→ **Dataset entries**
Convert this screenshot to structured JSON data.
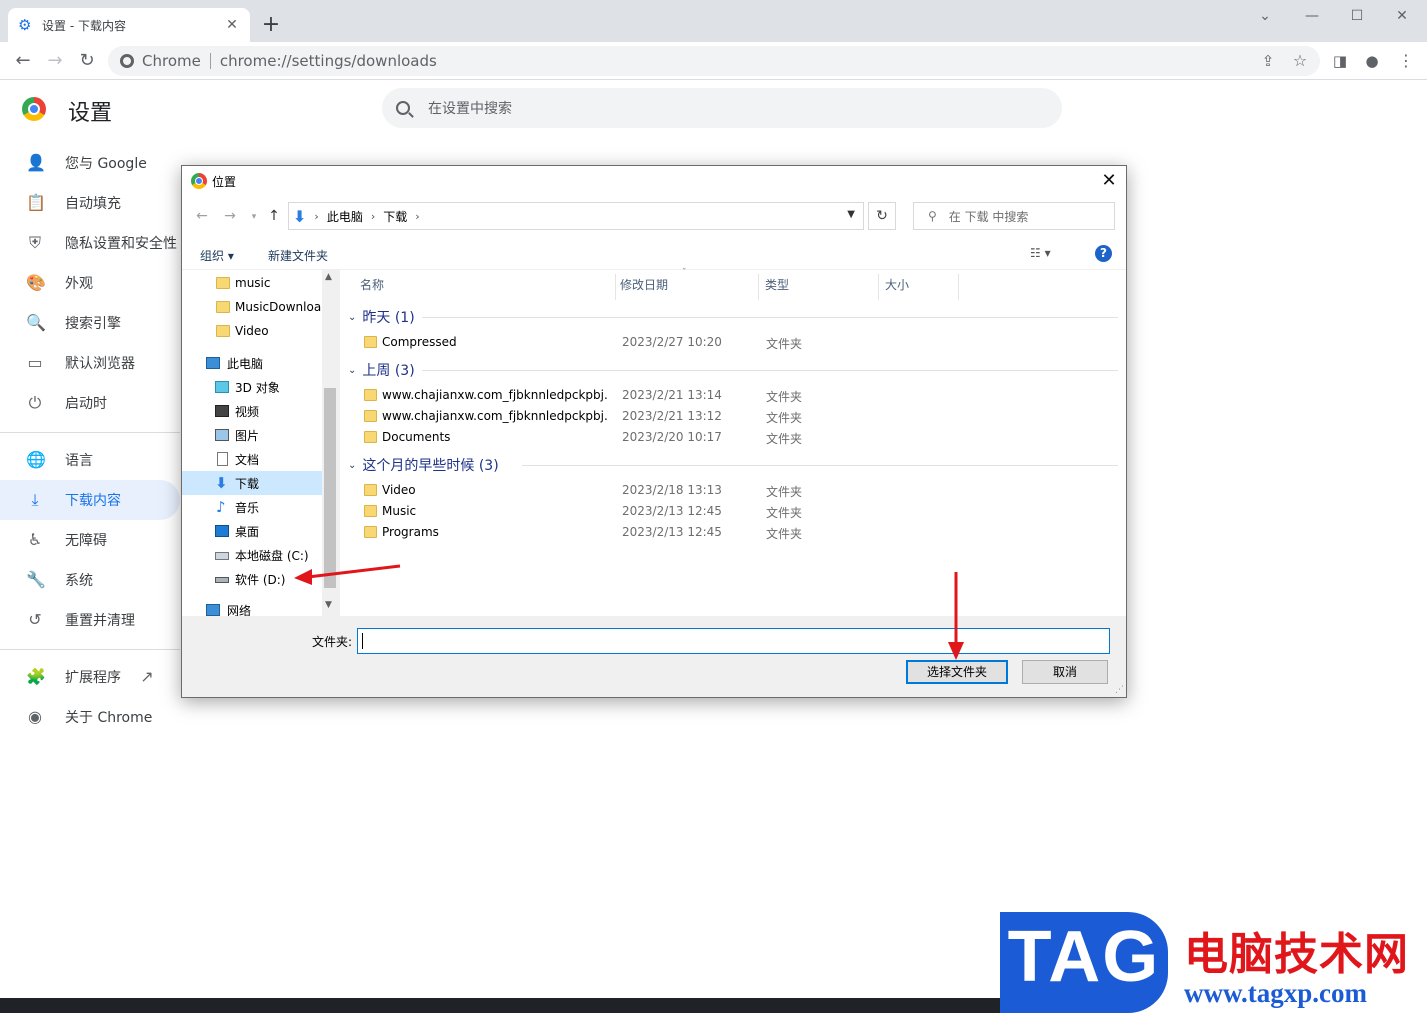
{
  "browser": {
    "tab_title": "设置 - 下载内容",
    "omnibox_scheme": "Chrome",
    "omnibox_url": "chrome://settings/downloads"
  },
  "settings": {
    "title": "设置",
    "search_placeholder": "在设置中搜索",
    "sidebar": [
      {
        "label": "您与 Google",
        "icon": "person-icon"
      },
      {
        "label": "自动填充",
        "icon": "clipboard-icon"
      },
      {
        "label": "隐私设置和安全性",
        "icon": "shield-icon"
      },
      {
        "label": "外观",
        "icon": "palette-icon"
      },
      {
        "label": "搜索引擎",
        "icon": "search-icon"
      },
      {
        "label": "默认浏览器",
        "icon": "browser-icon"
      },
      {
        "label": "启动时",
        "icon": "power-icon"
      },
      {
        "label": "语言",
        "icon": "globe-icon"
      },
      {
        "label": "下载内容",
        "icon": "download-icon",
        "active": true
      },
      {
        "label": "无障碍",
        "icon": "accessibility-icon"
      },
      {
        "label": "系统",
        "icon": "wrench-icon"
      },
      {
        "label": "重置并清理",
        "icon": "restore-icon"
      },
      {
        "label": "扩展程序",
        "icon": "extension-icon"
      },
      {
        "label": "关于 Chrome",
        "icon": "chrome-icon"
      }
    ]
  },
  "dialog": {
    "title": "位置",
    "breadcrumb": [
      "此电脑",
      "下载"
    ],
    "search_placeholder": "在 下载 中搜索",
    "organize_label": "组织 ▾",
    "new_folder_label": "新建文件夹",
    "nav_items": [
      {
        "label": "music",
        "icon": "folder-icon"
      },
      {
        "label": "MusicDownloa",
        "icon": "folder-icon"
      },
      {
        "label": "Video",
        "icon": "folder-icon"
      },
      {
        "label": "此电脑",
        "icon": "computer-icon"
      },
      {
        "label": "3D 对象",
        "icon": "3d-objects-icon"
      },
      {
        "label": "视频",
        "icon": "video-icon"
      },
      {
        "label": "图片",
        "icon": "pictures-icon"
      },
      {
        "label": "文档",
        "icon": "documents-icon"
      },
      {
        "label": "下载",
        "icon": "download-icon",
        "selected": true
      },
      {
        "label": "音乐",
        "icon": "music-icon"
      },
      {
        "label": "桌面",
        "icon": "desktop-icon"
      },
      {
        "label": "本地磁盘 (C:)",
        "icon": "drive-icon"
      },
      {
        "label": "软件 (D:)",
        "icon": "drive-icon"
      },
      {
        "label": "网络",
        "icon": "network-icon"
      }
    ],
    "columns": [
      "名称",
      "修改日期",
      "类型",
      "大小"
    ],
    "groups": [
      {
        "label": "昨天 (1)",
        "rows": [
          {
            "name": "Compressed",
            "date": "2023/2/27 10:20",
            "type": "文件夹"
          }
        ]
      },
      {
        "label": "上周 (3)",
        "rows": [
          {
            "name": "www.chajianxw.com_fjbknnledpckpbj...",
            "date": "2023/2/21 13:14",
            "type": "文件夹"
          },
          {
            "name": "www.chajianxw.com_fjbknnledpckpbj...",
            "date": "2023/2/21 13:12",
            "type": "文件夹"
          },
          {
            "name": "Documents",
            "date": "2023/2/20 10:17",
            "type": "文件夹"
          }
        ]
      },
      {
        "label": "这个月的早些时候 (3)",
        "rows": [
          {
            "name": "Video",
            "date": "2023/2/18 13:13",
            "type": "文件夹"
          },
          {
            "name": "Music",
            "date": "2023/2/13 12:45",
            "type": "文件夹"
          },
          {
            "name": "Programs",
            "date": "2023/2/13 12:45",
            "type": "文件夹"
          }
        ]
      }
    ],
    "folder_label": "文件夹:",
    "folder_value": "",
    "select_button": "选择文件夹",
    "cancel_button": "取消"
  },
  "watermark": {
    "badge": "TAG",
    "site_name": "电脑技术网",
    "url": "www.tagxp.com"
  },
  "colors": {
    "accent": "#1a73e8",
    "active_bg": "#e8f0fe",
    "annotation_arrow": "#e0161b"
  }
}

→ **Work instructions**
Nothing in the entries above should change when they are printed again, except that the pictures are dropped.

→ **Answer to this problem**
Convert this screenshot to structured JSON data.
{
  "browser": {
    "tab_title": "设置 - 下载内容",
    "omnibox_scheme": "Chrome",
    "omnibox_url": "chrome://settings/downloads"
  },
  "settings": {
    "title": "设置",
    "search_placeholder": "在设置中搜索",
    "sidebar": [
      {
        "label": "您与 Google",
        "icon": "person-icon"
      },
      {
        "label": "自动填充",
        "icon": "clipboard-icon"
      },
      {
        "label": "隐私设置和安全性",
        "icon": "shield-icon"
      },
      {
        "label": "外观",
        "icon": "palette-icon"
      },
      {
        "label": "搜索引擎",
        "icon": "search-icon"
      },
      {
        "label": "默认浏览器",
        "icon": "browser-icon"
      },
      {
        "label": "启动时",
        "icon": "power-icon"
      },
      {
        "label": "语言",
        "icon": "globe-icon"
      },
      {
        "label": "下载内容",
        "icon": "download-icon",
        "active": true
      },
      {
        "label": "无障碍",
        "icon": "accessibility-icon"
      },
      {
        "label": "系统",
        "icon": "wrench-icon"
      },
      {
        "label": "重置并清理",
        "icon": "restore-icon"
      },
      {
        "label": "扩展程序",
        "icon": "extension-icon"
      },
      {
        "label": "关于 Chrome",
        "icon": "chrome-icon"
      }
    ]
  },
  "dialog": {
    "title": "位置",
    "breadcrumb": [
      "此电脑",
      "下载"
    ],
    "search_placeholder": "在 下载 中搜索",
    "organize_label": "组织 ▾",
    "new_folder_label": "新建文件夹",
    "nav_items": [
      {
        "label": "music",
        "icon": "folder-icon"
      },
      {
        "label": "MusicDownloa",
        "icon": "folder-icon"
      },
      {
        "label": "Video",
        "icon": "folder-icon"
      },
      {
        "label": "此电脑",
        "icon": "computer-icon"
      },
      {
        "label": "3D 对象",
        "icon": "3d-objects-icon"
      },
      {
        "label": "视频",
        "icon": "video-icon"
      },
      {
        "label": "图片",
        "icon": "pictures-icon"
      },
      {
        "label": "文档",
        "icon": "documents-icon"
      },
      {
        "label": "下载",
        "icon": "download-icon",
        "selected": true
      },
      {
        "label": "音乐",
        "icon": "music-icon"
      },
      {
        "label": "桌面",
        "icon": "desktop-icon"
      },
      {
        "label": "本地磁盘 (C:)",
        "icon": "drive-icon"
      },
      {
        "label": "软件 (D:)",
        "icon": "drive-icon"
      },
      {
        "label": "网络",
        "icon": "network-icon"
      }
    ],
    "columns": [
      "名称",
      "修改日期",
      "类型",
      "大小"
    ],
    "groups": [
      {
        "label": "昨天 (1)",
        "rows": [
          {
            "name": "Compressed",
            "date": "2023/2/27 10:20",
            "type": "文件夹"
          }
        ]
      },
      {
        "label": "上周 (3)",
        "rows": [
          {
            "name": "www.chajianxw.com_fjbknnledpckpbj...",
            "date": "2023/2/21 13:14",
            "type": "文件夹"
          },
          {
            "name": "www.chajianxw.com_fjbknnledpckpbj...",
            "date": "2023/2/21 13:12",
            "type": "文件夹"
          },
          {
            "name": "Documents",
            "date": "2023/2/20 10:17",
            "type": "文件夹"
          }
        ]
      },
      {
        "label": "这个月的早些时候 (3)",
        "rows": [
          {
            "name": "Video",
            "date": "2023/2/18 13:13",
            "type": "文件夹"
          },
          {
            "name": "Music",
            "date": "2023/2/13 12:45",
            "type": "文件夹"
          },
          {
            "name": "Programs",
            "date": "2023/2/13 12:45",
            "type": "文件夹"
          }
        ]
      }
    ],
    "folder_label": "文件夹:",
    "folder_value": "",
    "select_button": "选择文件夹",
    "cancel_button": "取消"
  },
  "watermark": {
    "badge": "TAG",
    "site_name": "电脑技术网",
    "url": "www.tagxp.com"
  },
  "colors": {
    "accent": "#1a73e8",
    "active_bg": "#e8f0fe",
    "annotation_arrow": "#e0161b"
  }
}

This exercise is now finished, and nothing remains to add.